*Records for the task*.
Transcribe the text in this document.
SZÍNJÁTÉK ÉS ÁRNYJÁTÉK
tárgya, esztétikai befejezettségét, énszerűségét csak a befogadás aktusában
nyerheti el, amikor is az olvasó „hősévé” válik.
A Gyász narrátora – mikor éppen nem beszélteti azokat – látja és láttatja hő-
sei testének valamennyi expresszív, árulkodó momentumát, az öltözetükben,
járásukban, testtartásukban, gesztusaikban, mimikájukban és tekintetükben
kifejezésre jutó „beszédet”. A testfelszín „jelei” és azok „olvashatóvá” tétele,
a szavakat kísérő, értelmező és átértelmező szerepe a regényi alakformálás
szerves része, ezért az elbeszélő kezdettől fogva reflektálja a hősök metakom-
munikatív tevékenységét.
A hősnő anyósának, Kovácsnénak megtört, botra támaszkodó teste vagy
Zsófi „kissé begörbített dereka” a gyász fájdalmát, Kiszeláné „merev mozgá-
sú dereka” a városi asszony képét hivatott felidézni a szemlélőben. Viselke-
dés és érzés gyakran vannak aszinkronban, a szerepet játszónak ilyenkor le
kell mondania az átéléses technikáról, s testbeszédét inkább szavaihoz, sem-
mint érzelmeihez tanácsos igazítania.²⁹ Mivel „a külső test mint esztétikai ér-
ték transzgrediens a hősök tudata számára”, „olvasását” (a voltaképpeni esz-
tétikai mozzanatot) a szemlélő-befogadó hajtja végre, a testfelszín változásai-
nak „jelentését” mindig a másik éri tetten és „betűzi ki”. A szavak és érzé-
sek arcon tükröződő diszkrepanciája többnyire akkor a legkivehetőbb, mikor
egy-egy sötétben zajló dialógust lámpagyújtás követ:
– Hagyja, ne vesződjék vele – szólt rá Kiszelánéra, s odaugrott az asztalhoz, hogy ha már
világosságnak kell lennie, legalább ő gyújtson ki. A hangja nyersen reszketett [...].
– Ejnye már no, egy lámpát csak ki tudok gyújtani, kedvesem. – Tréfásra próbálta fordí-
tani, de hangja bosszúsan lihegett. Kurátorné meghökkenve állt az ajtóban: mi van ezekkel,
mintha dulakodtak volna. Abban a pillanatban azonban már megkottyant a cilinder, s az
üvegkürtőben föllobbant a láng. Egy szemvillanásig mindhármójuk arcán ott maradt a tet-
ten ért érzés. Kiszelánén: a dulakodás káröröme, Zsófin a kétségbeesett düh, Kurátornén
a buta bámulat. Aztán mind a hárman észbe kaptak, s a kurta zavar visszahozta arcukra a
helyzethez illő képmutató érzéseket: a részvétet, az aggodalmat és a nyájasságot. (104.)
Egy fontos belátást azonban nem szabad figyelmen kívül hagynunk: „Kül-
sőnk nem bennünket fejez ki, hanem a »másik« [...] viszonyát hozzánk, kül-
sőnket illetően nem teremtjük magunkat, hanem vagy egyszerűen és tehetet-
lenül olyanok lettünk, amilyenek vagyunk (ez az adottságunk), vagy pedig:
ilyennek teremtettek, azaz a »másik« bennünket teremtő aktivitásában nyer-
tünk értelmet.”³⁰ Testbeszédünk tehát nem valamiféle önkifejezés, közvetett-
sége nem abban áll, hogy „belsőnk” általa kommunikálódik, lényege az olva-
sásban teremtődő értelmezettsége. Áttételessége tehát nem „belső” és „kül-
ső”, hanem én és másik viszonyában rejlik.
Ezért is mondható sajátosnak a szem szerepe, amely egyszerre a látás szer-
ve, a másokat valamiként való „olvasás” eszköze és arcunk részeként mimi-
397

---

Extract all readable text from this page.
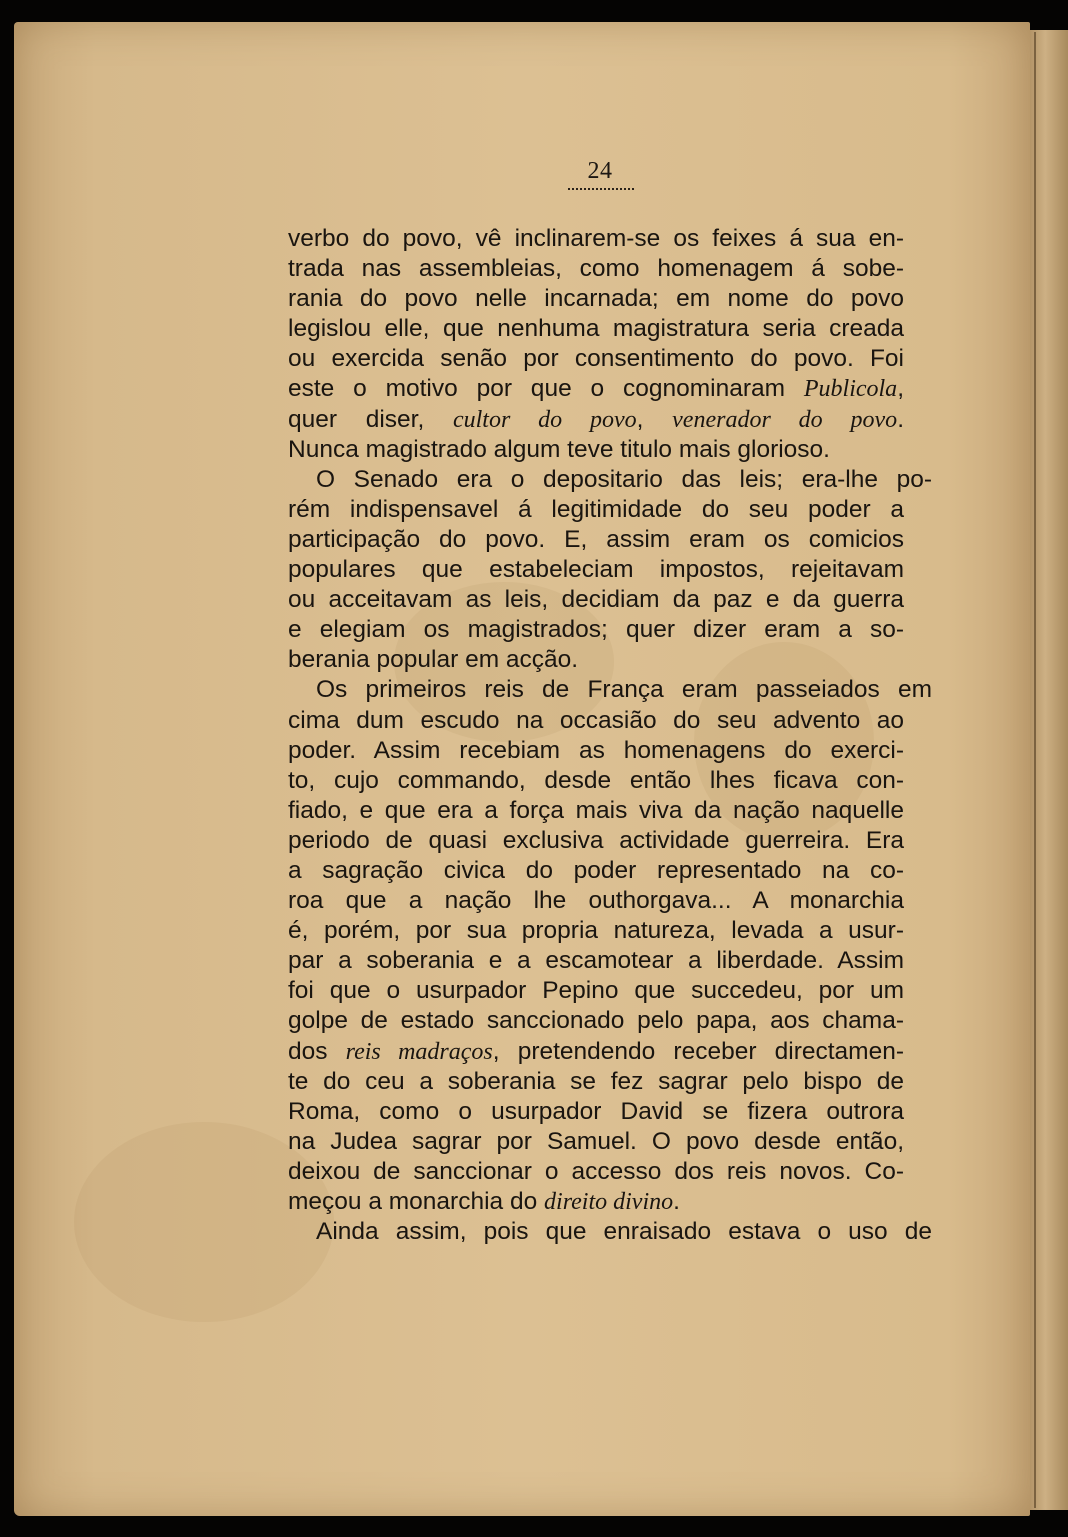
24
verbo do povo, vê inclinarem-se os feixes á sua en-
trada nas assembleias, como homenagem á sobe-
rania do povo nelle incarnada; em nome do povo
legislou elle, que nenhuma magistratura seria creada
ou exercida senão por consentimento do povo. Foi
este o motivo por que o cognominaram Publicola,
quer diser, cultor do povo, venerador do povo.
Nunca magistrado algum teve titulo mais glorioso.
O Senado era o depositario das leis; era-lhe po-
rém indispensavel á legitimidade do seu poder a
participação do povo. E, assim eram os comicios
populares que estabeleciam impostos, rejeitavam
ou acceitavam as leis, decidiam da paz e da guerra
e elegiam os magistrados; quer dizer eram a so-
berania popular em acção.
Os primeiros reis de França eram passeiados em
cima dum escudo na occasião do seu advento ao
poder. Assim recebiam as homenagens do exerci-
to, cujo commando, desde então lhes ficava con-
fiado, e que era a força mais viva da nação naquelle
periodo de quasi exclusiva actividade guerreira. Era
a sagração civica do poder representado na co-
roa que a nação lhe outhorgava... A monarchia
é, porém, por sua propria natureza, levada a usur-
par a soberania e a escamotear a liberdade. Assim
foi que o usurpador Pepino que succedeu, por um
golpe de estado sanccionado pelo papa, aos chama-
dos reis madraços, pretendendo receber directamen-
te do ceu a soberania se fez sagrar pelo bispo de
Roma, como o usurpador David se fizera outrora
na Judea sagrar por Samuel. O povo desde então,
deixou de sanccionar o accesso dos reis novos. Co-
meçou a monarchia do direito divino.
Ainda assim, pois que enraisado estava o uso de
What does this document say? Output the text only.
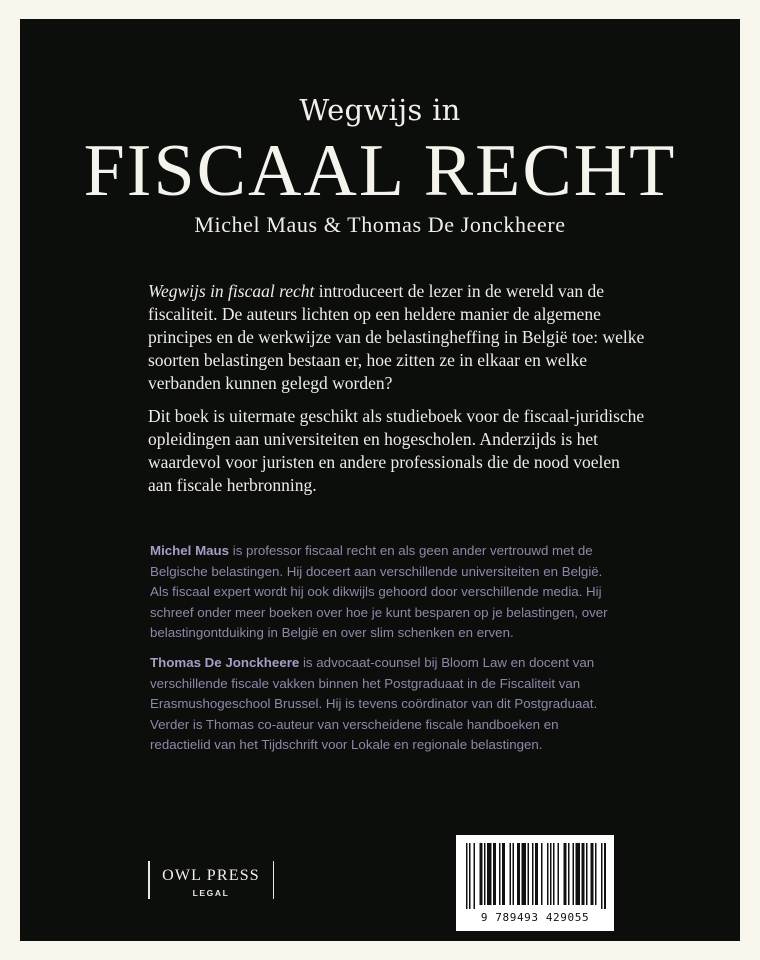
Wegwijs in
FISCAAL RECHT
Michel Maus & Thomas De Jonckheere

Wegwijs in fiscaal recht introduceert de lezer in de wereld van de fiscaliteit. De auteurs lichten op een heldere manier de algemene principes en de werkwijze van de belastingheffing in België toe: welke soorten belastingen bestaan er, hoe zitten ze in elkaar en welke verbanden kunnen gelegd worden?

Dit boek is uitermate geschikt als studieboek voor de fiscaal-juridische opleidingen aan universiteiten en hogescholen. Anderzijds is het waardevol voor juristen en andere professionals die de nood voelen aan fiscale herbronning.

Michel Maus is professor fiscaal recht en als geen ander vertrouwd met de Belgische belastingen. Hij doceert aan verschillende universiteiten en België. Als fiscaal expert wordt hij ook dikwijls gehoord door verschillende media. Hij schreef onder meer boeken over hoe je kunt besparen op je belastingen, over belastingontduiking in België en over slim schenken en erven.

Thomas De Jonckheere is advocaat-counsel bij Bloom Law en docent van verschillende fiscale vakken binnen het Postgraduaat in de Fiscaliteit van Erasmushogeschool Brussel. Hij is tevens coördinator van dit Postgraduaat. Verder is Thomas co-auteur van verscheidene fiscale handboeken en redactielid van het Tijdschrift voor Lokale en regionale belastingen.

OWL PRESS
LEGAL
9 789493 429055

*Instructions for the task*.
Take each line of the material that contains the word "esztétikai" and list it.

*Task output*.
tárgya, esztétikai befejezettségét, énszerűségét csak a befogadás aktusában
mint érzelmeihez tanácsos igazítania.²⁹ Mivel „a külső test mint esztétikai ér-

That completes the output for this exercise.